### What the task asks
Transcribe every entry word for word, but skip the images.

### Entries
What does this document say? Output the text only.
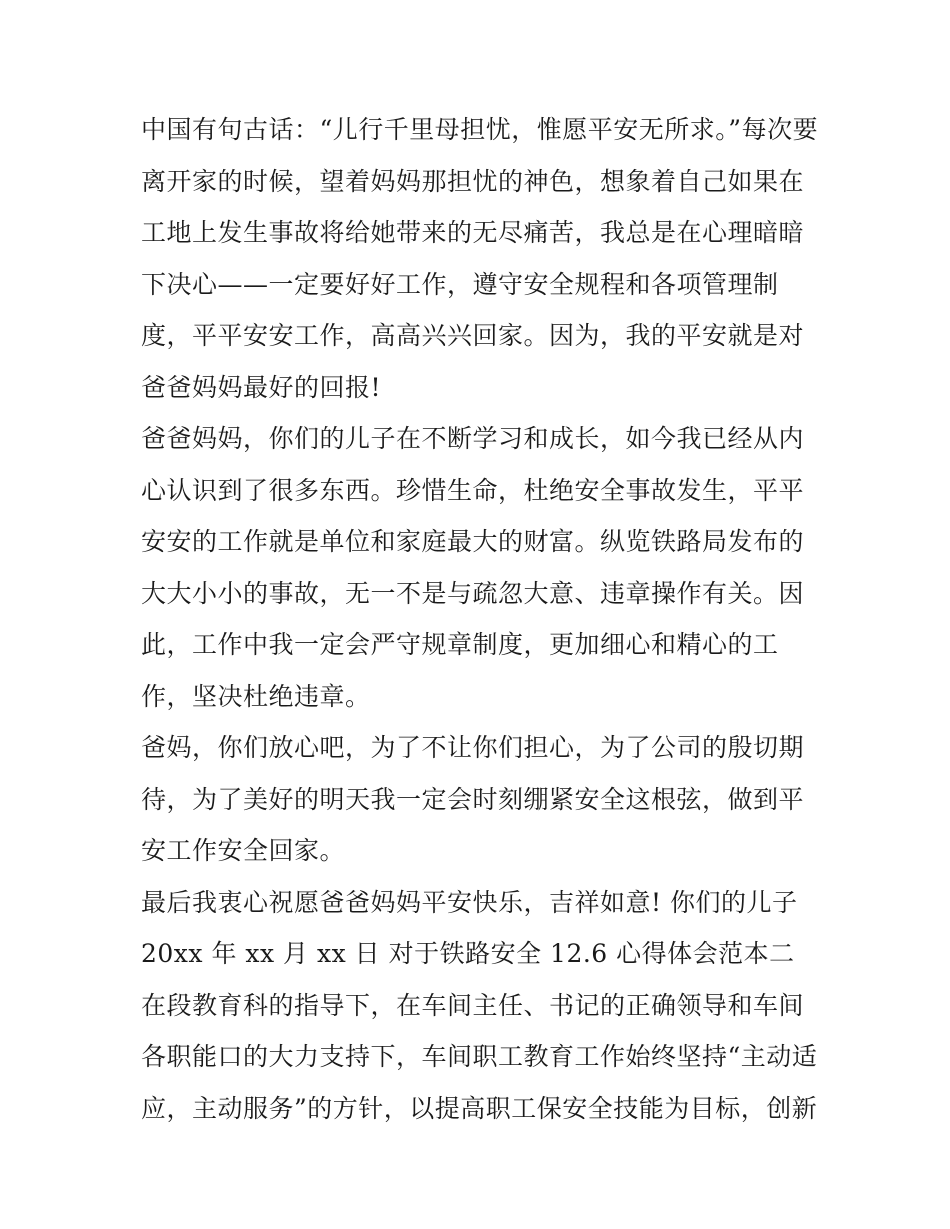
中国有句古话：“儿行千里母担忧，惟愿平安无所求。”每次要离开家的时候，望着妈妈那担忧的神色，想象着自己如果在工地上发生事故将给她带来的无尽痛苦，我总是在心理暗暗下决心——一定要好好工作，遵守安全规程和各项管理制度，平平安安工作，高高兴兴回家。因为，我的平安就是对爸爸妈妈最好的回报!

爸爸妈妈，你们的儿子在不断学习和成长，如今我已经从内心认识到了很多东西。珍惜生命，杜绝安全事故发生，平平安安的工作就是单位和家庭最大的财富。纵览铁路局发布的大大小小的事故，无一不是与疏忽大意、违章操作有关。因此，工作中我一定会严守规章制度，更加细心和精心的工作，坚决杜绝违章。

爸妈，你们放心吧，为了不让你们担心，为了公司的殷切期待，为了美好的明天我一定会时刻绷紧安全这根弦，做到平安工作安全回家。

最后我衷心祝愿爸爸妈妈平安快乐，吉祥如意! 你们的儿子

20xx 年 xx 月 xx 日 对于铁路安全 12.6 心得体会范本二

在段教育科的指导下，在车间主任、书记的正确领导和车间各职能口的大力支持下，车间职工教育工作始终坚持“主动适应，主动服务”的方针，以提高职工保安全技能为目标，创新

### Task result
What does this document say? Output the text only.
中国有句古话：“儿行千里母担忧，惟愿平安无所求。”每次要离开家的时候，望着妈妈那担忧的神色，想象着自己如果在工地上发生事故将给她带来的无尽痛苦，我总是在心理暗暗下决心——一定要好好工作，遵守安全规程和各项管理制度，平平安安工作，高高兴兴回家。因为，我的平安就是对爸爸妈妈最好的回报!

爸爸妈妈，你们的儿子在不断学习和成长，如今我已经从内心认识到了很多东西。珍惜生命，杜绝安全事故发生，平平安安的工作就是单位和家庭最大的财富。纵览铁路局发布的大大小小的事故，无一不是与疏忽大意、违章操作有关。因此，工作中我一定会严守规章制度，更加细心和精心的工作，坚决杜绝违章。

爸妈，你们放心吧，为了不让你们担心，为了公司的殷切期待，为了美好的明天我一定会时刻绷紧安全这根弦，做到平安工作安全回家。

最后我衷心祝愿爸爸妈妈平安快乐，吉祥如意! 你们的儿子

20xx 年 xx 月 xx 日 对于铁路安全 12.6 心得体会范本二

在段教育科的指导下，在车间主任、书记的正确领导和车间各职能口的大力支持下，车间职工教育工作始终坚持“主动适应，主动服务”的方针，以提高职工保安全技能为目标，创新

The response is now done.